What is being asked: Transcribe all the records with complete accuracy.
━━ Record set
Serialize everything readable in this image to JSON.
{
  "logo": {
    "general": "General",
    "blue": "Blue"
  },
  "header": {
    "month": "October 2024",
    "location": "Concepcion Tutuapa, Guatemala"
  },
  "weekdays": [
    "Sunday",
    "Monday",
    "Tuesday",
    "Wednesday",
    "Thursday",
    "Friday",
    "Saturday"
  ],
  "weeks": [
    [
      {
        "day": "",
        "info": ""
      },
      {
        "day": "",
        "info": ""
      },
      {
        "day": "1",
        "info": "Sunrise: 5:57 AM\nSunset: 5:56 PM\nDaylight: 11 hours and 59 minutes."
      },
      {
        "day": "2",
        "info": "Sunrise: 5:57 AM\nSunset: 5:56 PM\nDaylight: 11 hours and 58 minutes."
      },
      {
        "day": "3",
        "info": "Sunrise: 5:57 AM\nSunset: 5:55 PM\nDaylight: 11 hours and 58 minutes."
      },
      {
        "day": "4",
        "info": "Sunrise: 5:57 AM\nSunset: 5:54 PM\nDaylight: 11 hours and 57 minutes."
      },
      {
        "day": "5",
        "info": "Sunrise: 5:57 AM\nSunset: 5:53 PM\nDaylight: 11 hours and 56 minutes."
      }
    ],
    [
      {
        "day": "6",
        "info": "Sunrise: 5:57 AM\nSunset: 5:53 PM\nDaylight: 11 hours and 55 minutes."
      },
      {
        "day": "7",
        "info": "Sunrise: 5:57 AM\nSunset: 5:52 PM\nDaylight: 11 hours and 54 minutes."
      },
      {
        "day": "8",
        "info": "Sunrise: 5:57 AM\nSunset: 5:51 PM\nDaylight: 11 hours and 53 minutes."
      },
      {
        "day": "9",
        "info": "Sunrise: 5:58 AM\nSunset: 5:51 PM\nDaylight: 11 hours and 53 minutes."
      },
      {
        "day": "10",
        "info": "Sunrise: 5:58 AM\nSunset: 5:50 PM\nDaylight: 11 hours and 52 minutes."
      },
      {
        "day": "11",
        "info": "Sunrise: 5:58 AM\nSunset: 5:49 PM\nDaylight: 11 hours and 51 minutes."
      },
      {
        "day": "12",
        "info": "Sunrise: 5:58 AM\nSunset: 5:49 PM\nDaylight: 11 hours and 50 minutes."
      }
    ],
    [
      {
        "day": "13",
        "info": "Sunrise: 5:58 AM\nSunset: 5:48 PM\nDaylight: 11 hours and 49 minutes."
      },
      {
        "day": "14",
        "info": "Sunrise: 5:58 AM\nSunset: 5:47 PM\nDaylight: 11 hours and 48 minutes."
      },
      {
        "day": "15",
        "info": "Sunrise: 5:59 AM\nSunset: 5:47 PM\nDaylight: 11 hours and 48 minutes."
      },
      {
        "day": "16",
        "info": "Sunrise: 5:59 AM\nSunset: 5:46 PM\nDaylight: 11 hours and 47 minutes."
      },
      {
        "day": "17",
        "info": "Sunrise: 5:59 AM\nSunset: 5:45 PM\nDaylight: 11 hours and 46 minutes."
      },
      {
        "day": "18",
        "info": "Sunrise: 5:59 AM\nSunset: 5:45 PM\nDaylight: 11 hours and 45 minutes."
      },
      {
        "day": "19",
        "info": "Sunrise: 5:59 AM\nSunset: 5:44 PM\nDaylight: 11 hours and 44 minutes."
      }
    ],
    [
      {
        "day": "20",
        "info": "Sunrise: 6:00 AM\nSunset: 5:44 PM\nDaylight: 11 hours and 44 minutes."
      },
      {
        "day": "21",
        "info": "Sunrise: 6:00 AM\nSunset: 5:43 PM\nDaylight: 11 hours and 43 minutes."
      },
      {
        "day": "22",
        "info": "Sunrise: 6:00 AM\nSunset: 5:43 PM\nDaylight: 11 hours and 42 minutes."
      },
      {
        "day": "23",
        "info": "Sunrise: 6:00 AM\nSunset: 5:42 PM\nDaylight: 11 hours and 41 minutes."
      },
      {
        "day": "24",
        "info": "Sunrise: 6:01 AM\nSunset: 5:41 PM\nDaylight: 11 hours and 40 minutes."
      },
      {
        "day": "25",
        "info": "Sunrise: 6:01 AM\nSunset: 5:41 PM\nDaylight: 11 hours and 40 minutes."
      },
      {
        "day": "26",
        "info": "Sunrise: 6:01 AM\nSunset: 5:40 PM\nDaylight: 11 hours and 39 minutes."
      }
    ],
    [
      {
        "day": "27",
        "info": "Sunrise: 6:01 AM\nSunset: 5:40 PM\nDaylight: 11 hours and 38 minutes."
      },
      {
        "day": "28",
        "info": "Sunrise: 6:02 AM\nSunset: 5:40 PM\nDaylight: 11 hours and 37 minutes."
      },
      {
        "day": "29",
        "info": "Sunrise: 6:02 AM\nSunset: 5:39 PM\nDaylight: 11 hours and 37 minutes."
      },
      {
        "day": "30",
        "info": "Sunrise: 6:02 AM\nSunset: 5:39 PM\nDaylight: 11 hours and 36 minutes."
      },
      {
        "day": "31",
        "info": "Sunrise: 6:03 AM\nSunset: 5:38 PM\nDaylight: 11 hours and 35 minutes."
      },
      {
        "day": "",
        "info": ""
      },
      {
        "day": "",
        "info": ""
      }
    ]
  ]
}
━━━━
Finished exercise:
Serialize everything readable in this image to JSON.
{
  "logo": {
    "general": "General",
    "blue": "Blue"
  },
  "header": {
    "month": "October 2024",
    "location": "Concepcion Tutuapa, Guatemala"
  },
  "weekdays": [
    "Sunday",
    "Monday",
    "Tuesday",
    "Wednesday",
    "Thursday",
    "Friday",
    "Saturday"
  ],
  "weeks": [
    [
      {
        "day": "",
        "info": ""
      },
      {
        "day": "",
        "info": ""
      },
      {
        "day": "1",
        "info": "Sunrise: 5:57 AM\nSunset: 5:56 PM\nDaylight: 11 hours and 59 minutes."
      },
      {
        "day": "2",
        "info": "Sunrise: 5:57 AM\nSunset: 5:56 PM\nDaylight: 11 hours and 58 minutes."
      },
      {
        "day": "3",
        "info": "Sunrise: 5:57 AM\nSunset: 5:55 PM\nDaylight: 11 hours and 58 minutes."
      },
      {
        "day": "4",
        "info": "Sunrise: 5:57 AM\nSunset: 5:54 PM\nDaylight: 11 hours and 57 minutes."
      },
      {
        "day": "5",
        "info": "Sunrise: 5:57 AM\nSunset: 5:53 PM\nDaylight: 11 hours and 56 minutes."
      }
    ],
    [
      {
        "day": "6",
        "info": "Sunrise: 5:57 AM\nSunset: 5:53 PM\nDaylight: 11 hours and 55 minutes."
      },
      {
        "day": "7",
        "info": "Sunrise: 5:57 AM\nSunset: 5:52 PM\nDaylight: 11 hours and 54 minutes."
      },
      {
        "day": "8",
        "info": "Sunrise: 5:57 AM\nSunset: 5:51 PM\nDaylight: 11 hours and 53 minutes."
      },
      {
        "day": "9",
        "info": "Sunrise: 5:58 AM\nSunset: 5:51 PM\nDaylight: 11 hours and 53 minutes."
      },
      {
        "day": "10",
        "info": "Sunrise: 5:58 AM\nSunset: 5:50 PM\nDaylight: 11 hours and 52 minutes."
      },
      {
        "day": "11",
        "info": "Sunrise: 5:58 AM\nSunset: 5:49 PM\nDaylight: 11 hours and 51 minutes."
      },
      {
        "day": "12",
        "info": "Sunrise: 5:58 AM\nSunset: 5:49 PM\nDaylight: 11 hours and 50 minutes."
      }
    ],
    [
      {
        "day": "13",
        "info": "Sunrise: 5:58 AM\nSunset: 5:48 PM\nDaylight: 11 hours and 49 minutes."
      },
      {
        "day": "14",
        "info": "Sunrise: 5:58 AM\nSunset: 5:47 PM\nDaylight: 11 hours and 48 minutes."
      },
      {
        "day": "15",
        "info": "Sunrise: 5:59 AM\nSunset: 5:47 PM\nDaylight: 11 hours and 48 minutes."
      },
      {
        "day": "16",
        "info": "Sunrise: 5:59 AM\nSunset: 5:46 PM\nDaylight: 11 hours and 47 minutes."
      },
      {
        "day": "17",
        "info": "Sunrise: 5:59 AM\nSunset: 5:45 PM\nDaylight: 11 hours and 46 minutes."
      },
      {
        "day": "18",
        "info": "Sunrise: 5:59 AM\nSunset: 5:45 PM\nDaylight: 11 hours and 45 minutes."
      },
      {
        "day": "19",
        "info": "Sunrise: 5:59 AM\nSunset: 5:44 PM\nDaylight: 11 hours and 44 minutes."
      }
    ],
    [
      {
        "day": "20",
        "info": "Sunrise: 6:00 AM\nSunset: 5:44 PM\nDaylight: 11 hours and 44 minutes."
      },
      {
        "day": "21",
        "info": "Sunrise: 6:00 AM\nSunset: 5:43 PM\nDaylight: 11 hours and 43 minutes."
      },
      {
        "day": "22",
        "info": "Sunrise: 6:00 AM\nSunset: 5:43 PM\nDaylight: 11 hours and 42 minutes."
      },
      {
        "day": "23",
        "info": "Sunrise: 6:00 AM\nSunset: 5:42 PM\nDaylight: 11 hours and 41 minutes."
      },
      {
        "day": "24",
        "info": "Sunrise: 6:01 AM\nSunset: 5:41 PM\nDaylight: 11 hours and 40 minutes."
      },
      {
        "day": "25",
        "info": "Sunrise: 6:01 AM\nSunset: 5:41 PM\nDaylight: 11 hours and 40 minutes."
      },
      {
        "day": "26",
        "info": "Sunrise: 6:01 AM\nSunset: 5:40 PM\nDaylight: 11 hours and 39 minutes."
      }
    ],
    [
      {
        "day": "27",
        "info": "Sunrise: 6:01 AM\nSunset: 5:40 PM\nDaylight: 11 hours and 38 minutes."
      },
      {
        "day": "28",
        "info": "Sunrise: 6:02 AM\nSunset: 5:40 PM\nDaylight: 11 hours and 37 minutes."
      },
      {
        "day": "29",
        "info": "Sunrise: 6:02 AM\nSunset: 5:39 PM\nDaylight: 11 hours and 37 minutes."
      },
      {
        "day": "30",
        "info": "Sunrise: 6:02 AM\nSunset: 5:39 PM\nDaylight: 11 hours and 36 minutes."
      },
      {
        "day": "31",
        "info": "Sunrise: 6:03 AM\nSunset: 5:38 PM\nDaylight: 11 hours and 35 minutes."
      },
      {
        "day": "",
        "info": ""
      },
      {
        "day": "",
        "info": ""
      }
    ]
  ]
}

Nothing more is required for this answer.